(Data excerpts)

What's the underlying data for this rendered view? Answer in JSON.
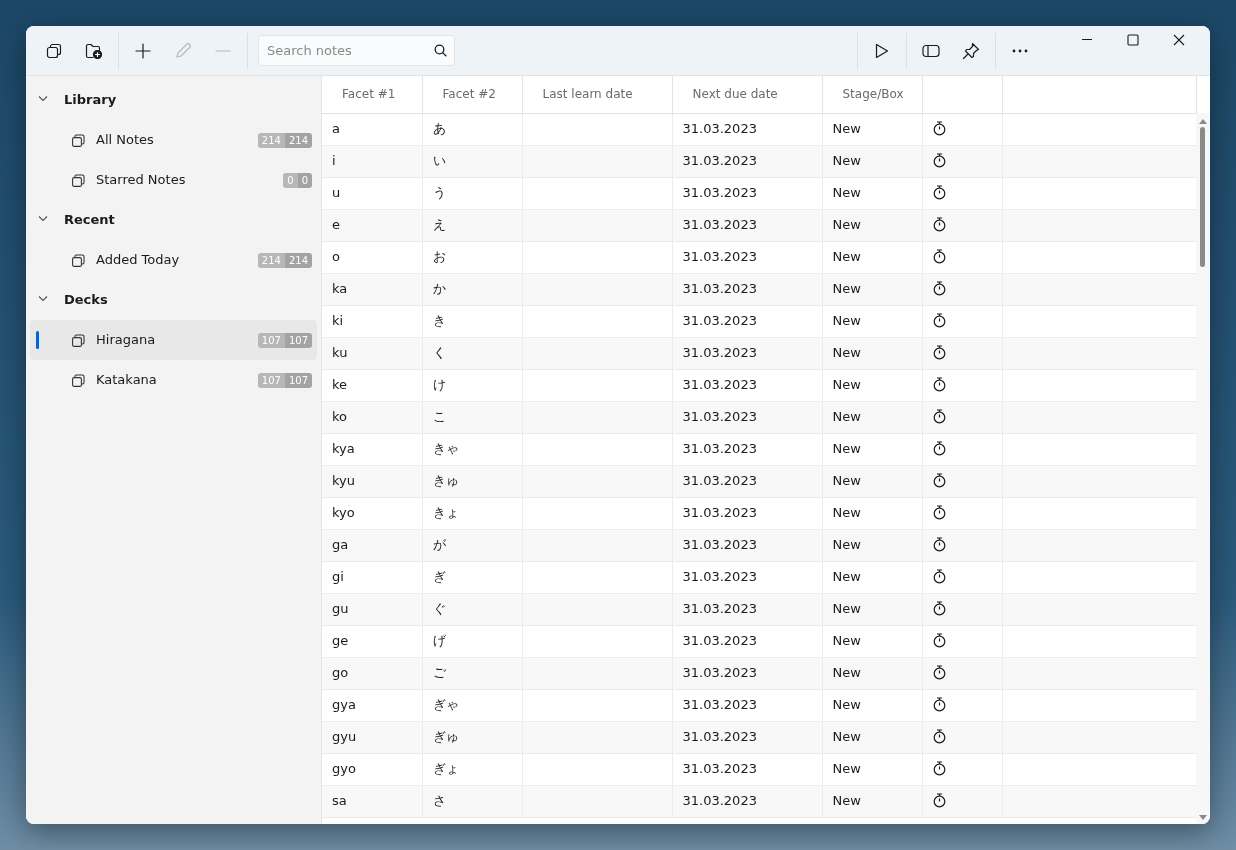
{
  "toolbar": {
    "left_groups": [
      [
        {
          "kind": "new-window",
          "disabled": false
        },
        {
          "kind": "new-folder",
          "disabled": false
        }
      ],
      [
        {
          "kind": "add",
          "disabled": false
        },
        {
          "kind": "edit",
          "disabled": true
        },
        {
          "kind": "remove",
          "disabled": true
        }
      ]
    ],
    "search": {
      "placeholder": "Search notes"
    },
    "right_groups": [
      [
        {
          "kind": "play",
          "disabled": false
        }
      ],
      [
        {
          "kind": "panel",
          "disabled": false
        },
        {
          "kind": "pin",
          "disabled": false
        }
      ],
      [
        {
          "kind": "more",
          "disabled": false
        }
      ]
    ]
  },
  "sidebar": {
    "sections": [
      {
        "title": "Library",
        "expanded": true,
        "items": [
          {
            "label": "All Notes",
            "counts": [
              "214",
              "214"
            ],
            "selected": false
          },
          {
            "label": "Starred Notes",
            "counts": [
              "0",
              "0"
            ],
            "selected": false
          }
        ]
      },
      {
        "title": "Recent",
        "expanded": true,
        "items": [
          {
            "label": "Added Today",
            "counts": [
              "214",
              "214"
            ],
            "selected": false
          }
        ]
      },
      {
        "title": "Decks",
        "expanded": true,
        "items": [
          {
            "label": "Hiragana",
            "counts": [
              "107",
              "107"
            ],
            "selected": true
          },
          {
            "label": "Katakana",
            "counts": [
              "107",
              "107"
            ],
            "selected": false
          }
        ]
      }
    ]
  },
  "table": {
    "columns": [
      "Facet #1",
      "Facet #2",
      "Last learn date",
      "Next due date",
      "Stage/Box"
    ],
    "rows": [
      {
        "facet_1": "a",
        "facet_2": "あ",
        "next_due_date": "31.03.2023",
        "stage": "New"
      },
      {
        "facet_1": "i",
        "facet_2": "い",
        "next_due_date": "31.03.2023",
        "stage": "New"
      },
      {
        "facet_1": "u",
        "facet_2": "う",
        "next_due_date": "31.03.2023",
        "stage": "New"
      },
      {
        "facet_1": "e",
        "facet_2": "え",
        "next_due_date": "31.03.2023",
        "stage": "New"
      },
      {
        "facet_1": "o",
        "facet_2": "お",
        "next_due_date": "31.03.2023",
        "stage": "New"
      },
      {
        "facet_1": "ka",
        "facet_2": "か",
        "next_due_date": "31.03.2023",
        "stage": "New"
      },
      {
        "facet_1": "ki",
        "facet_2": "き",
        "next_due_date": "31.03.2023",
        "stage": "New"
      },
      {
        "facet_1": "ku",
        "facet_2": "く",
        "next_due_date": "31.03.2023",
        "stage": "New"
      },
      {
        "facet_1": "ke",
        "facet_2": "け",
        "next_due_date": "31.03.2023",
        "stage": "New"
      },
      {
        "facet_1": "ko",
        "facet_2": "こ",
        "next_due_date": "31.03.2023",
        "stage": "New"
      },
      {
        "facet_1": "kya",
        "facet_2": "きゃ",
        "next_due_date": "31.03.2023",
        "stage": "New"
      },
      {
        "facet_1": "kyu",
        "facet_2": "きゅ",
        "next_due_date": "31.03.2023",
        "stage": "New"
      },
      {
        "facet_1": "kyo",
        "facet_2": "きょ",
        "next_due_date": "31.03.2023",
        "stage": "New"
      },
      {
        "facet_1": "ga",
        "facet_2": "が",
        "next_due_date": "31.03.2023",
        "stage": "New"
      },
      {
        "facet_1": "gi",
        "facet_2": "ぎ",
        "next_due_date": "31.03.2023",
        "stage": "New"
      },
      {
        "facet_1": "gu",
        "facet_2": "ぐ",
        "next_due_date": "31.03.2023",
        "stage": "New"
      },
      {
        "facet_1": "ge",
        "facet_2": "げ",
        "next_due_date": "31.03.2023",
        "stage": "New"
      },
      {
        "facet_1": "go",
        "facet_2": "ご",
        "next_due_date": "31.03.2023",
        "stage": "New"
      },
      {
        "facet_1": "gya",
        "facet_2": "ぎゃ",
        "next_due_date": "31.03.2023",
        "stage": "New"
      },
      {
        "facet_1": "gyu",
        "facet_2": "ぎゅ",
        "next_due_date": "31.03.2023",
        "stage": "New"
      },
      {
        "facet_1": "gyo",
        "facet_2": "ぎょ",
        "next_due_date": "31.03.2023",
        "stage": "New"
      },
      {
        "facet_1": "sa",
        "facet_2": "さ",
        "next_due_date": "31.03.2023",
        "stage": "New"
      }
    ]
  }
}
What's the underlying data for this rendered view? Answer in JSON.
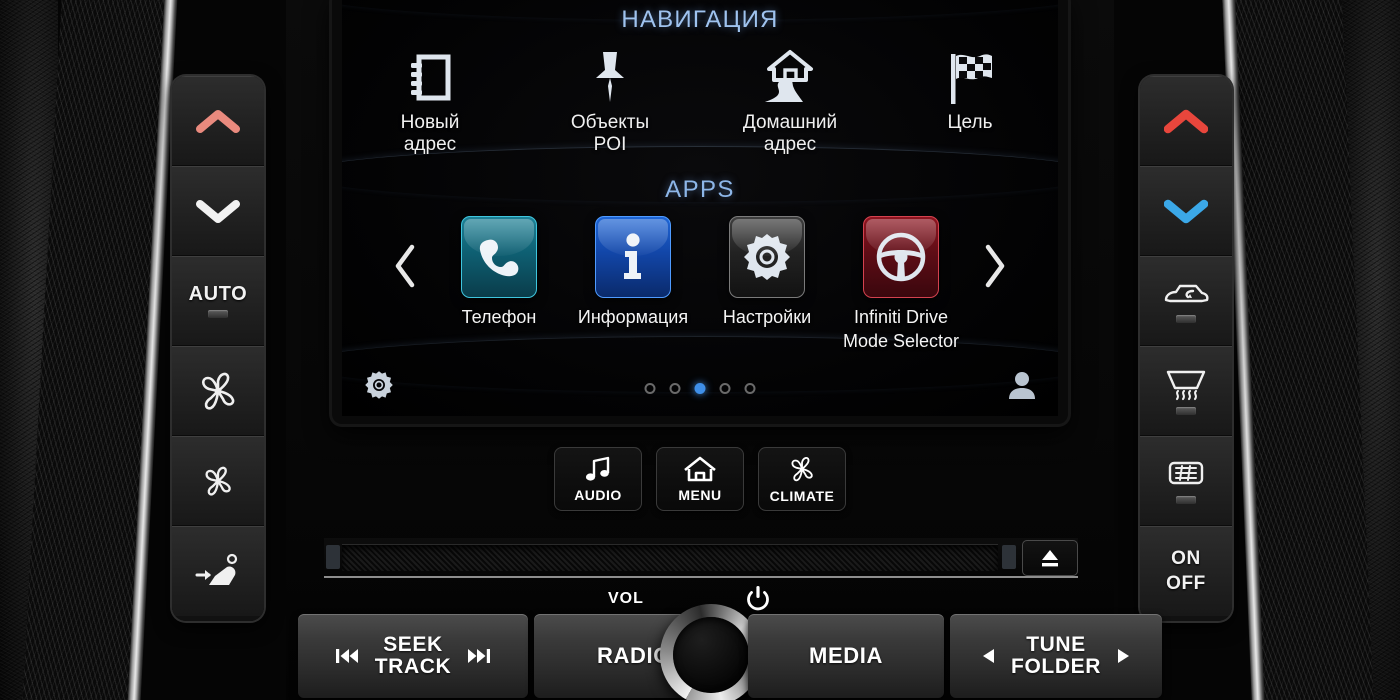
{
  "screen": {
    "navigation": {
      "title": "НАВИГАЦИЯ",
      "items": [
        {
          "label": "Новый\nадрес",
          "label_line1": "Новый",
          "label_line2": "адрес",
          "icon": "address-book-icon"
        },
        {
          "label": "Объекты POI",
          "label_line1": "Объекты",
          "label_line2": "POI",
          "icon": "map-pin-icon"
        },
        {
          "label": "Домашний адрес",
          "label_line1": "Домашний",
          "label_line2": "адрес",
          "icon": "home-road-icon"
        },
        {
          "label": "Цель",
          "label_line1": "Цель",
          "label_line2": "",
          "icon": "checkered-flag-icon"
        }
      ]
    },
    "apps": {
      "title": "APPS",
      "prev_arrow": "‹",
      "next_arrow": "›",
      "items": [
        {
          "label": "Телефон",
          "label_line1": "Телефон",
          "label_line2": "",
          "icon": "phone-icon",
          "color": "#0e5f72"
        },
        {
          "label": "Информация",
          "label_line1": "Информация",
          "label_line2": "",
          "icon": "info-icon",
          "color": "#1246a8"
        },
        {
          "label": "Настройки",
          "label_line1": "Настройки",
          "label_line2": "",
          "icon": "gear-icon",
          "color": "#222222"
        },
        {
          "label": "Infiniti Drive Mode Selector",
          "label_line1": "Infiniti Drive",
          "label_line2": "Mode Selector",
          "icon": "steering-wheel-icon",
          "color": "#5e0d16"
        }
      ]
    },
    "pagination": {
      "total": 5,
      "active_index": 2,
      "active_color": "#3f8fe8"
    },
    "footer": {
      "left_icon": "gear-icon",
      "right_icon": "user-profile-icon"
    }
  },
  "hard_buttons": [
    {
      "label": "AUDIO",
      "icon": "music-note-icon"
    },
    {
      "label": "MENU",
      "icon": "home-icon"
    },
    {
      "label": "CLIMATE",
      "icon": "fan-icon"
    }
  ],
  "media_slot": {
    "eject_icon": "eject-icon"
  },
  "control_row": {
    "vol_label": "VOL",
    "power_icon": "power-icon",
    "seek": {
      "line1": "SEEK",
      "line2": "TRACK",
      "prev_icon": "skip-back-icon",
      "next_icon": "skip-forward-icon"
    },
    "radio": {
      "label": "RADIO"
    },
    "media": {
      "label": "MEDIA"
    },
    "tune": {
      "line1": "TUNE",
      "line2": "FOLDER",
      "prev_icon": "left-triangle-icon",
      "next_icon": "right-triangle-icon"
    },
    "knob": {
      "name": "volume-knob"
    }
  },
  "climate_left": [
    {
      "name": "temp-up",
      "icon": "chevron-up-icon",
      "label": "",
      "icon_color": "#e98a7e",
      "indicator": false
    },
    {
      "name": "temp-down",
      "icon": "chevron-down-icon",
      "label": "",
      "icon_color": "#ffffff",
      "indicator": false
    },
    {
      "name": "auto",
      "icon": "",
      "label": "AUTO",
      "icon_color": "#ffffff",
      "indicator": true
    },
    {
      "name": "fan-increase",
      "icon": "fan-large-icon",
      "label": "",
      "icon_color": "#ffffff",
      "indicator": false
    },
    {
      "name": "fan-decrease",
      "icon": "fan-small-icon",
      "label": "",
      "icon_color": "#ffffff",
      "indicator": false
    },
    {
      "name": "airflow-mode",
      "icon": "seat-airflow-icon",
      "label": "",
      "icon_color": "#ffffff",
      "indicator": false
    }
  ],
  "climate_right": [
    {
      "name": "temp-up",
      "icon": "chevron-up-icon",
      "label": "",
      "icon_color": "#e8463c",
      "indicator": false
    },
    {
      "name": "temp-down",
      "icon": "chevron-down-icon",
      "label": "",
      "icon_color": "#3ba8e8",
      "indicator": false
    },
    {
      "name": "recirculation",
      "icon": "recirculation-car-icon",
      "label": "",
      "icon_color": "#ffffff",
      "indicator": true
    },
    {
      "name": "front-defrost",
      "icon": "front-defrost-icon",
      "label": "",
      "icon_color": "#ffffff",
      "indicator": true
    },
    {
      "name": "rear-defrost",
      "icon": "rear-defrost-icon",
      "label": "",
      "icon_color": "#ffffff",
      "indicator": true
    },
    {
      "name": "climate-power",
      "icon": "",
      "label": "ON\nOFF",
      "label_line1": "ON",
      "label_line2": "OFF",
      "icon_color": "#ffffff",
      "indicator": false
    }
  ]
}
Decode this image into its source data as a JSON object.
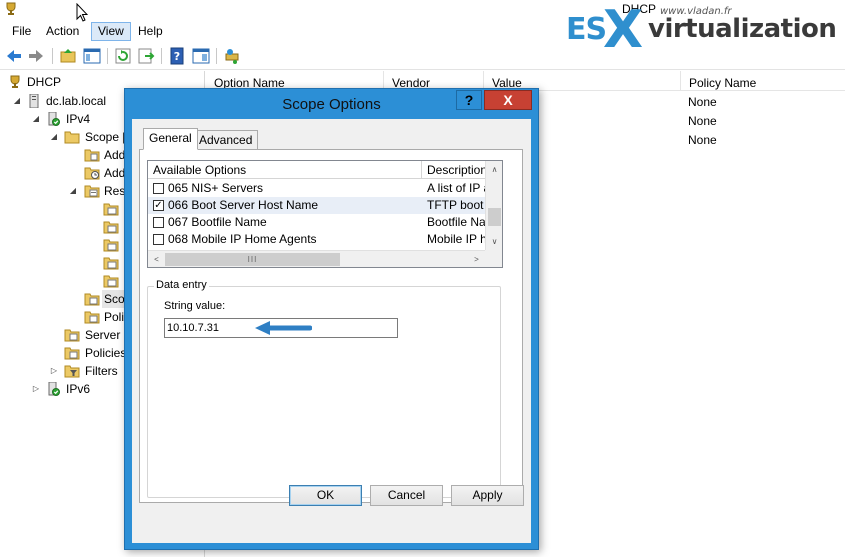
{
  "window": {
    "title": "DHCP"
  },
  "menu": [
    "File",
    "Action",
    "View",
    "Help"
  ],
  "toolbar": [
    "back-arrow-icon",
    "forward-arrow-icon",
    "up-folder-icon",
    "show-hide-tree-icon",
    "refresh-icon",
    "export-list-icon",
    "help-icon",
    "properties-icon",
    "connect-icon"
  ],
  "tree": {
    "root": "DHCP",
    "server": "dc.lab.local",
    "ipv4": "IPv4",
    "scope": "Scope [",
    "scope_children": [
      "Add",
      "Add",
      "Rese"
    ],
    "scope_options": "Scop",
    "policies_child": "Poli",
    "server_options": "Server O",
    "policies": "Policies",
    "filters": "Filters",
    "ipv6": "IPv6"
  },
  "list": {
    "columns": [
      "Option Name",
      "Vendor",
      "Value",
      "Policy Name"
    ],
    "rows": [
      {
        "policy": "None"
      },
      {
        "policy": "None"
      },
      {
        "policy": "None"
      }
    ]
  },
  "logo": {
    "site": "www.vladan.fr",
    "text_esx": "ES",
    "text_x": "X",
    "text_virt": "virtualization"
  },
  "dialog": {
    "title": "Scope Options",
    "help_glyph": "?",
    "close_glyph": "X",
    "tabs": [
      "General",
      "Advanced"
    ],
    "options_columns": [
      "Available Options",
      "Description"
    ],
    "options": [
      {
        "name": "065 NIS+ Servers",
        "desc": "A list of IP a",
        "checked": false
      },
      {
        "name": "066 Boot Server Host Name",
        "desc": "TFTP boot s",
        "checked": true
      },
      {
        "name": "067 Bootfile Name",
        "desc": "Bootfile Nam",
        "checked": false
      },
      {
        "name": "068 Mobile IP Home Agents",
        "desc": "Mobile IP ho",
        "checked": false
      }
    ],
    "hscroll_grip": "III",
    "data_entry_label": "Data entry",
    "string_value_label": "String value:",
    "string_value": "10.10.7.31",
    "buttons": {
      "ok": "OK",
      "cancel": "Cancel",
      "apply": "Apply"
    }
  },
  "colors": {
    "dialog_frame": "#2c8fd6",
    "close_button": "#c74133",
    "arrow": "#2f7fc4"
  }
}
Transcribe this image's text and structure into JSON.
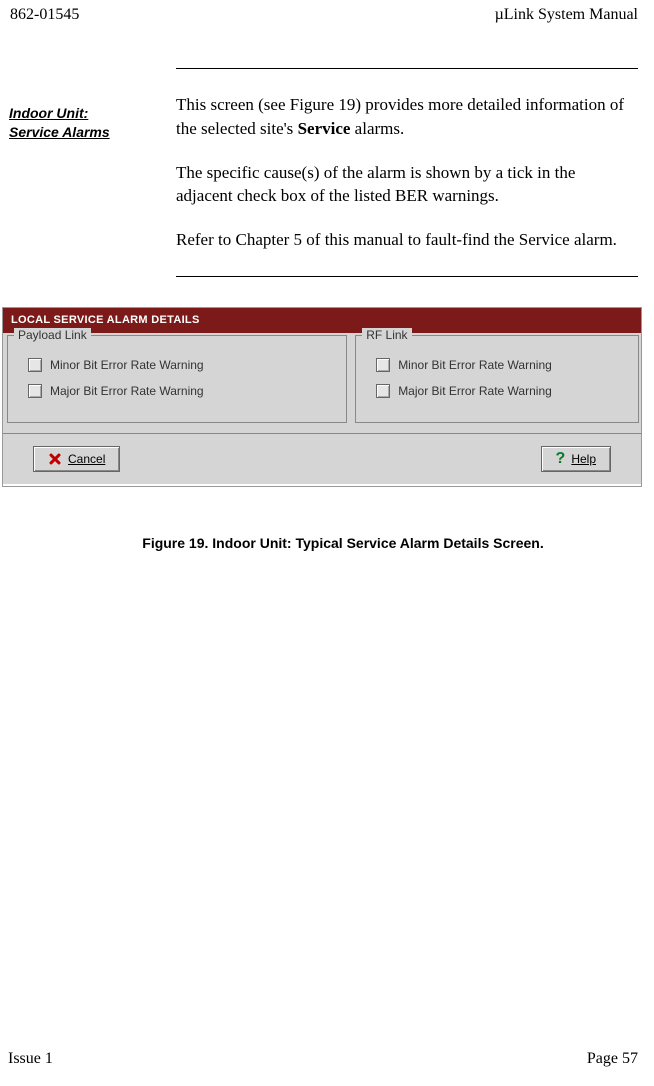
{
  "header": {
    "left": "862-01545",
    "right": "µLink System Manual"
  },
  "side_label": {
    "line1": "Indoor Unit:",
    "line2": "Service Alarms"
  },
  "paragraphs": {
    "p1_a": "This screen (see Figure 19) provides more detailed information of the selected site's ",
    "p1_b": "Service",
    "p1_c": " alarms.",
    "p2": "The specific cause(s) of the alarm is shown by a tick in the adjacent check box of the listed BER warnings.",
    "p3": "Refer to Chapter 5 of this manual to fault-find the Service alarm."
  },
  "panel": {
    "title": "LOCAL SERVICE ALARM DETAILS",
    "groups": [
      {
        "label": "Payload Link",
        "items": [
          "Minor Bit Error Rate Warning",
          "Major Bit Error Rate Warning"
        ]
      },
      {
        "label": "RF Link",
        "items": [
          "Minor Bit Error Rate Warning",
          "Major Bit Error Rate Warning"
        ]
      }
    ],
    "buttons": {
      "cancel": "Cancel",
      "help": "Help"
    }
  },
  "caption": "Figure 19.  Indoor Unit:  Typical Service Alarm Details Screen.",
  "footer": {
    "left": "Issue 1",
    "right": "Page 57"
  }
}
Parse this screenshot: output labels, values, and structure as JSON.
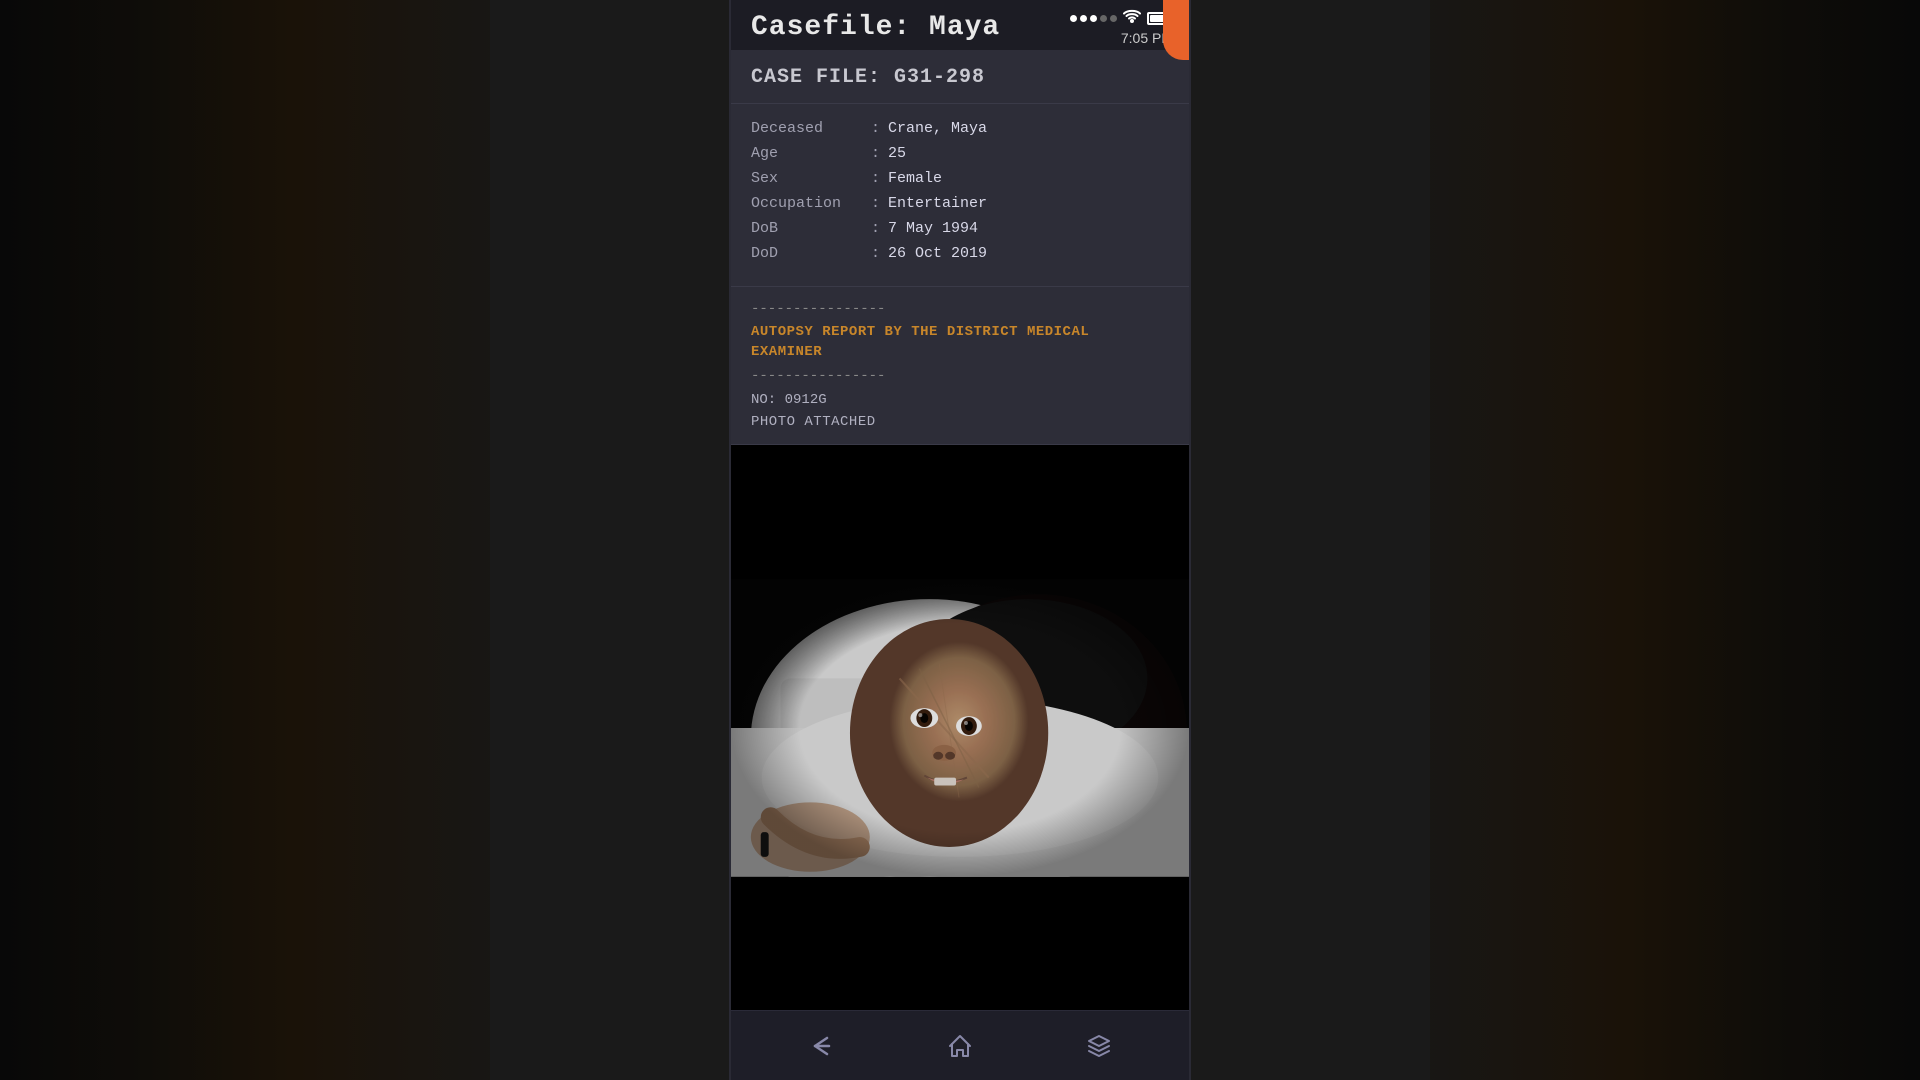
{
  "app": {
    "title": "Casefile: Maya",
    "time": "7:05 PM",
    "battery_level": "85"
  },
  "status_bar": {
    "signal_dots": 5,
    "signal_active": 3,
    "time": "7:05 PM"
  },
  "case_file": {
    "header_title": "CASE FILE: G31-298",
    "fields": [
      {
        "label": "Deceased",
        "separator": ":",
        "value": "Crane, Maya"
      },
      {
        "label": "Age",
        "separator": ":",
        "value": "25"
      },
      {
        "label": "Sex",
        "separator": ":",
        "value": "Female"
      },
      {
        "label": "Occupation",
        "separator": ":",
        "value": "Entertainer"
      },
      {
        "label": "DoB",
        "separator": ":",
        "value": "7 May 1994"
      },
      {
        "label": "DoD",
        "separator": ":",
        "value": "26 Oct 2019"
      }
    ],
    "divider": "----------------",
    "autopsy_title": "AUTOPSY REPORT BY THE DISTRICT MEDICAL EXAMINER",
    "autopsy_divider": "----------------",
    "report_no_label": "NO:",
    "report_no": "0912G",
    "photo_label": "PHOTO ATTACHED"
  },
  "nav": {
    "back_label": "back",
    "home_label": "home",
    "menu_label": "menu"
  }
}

EXERCISE OBJECTIVE
Copy out every line of the listing that includes the string "Bootfile".

WRITTEN REPLY
        "name": "067 Bootfile Name",
        "desc": "Bootfile Nam",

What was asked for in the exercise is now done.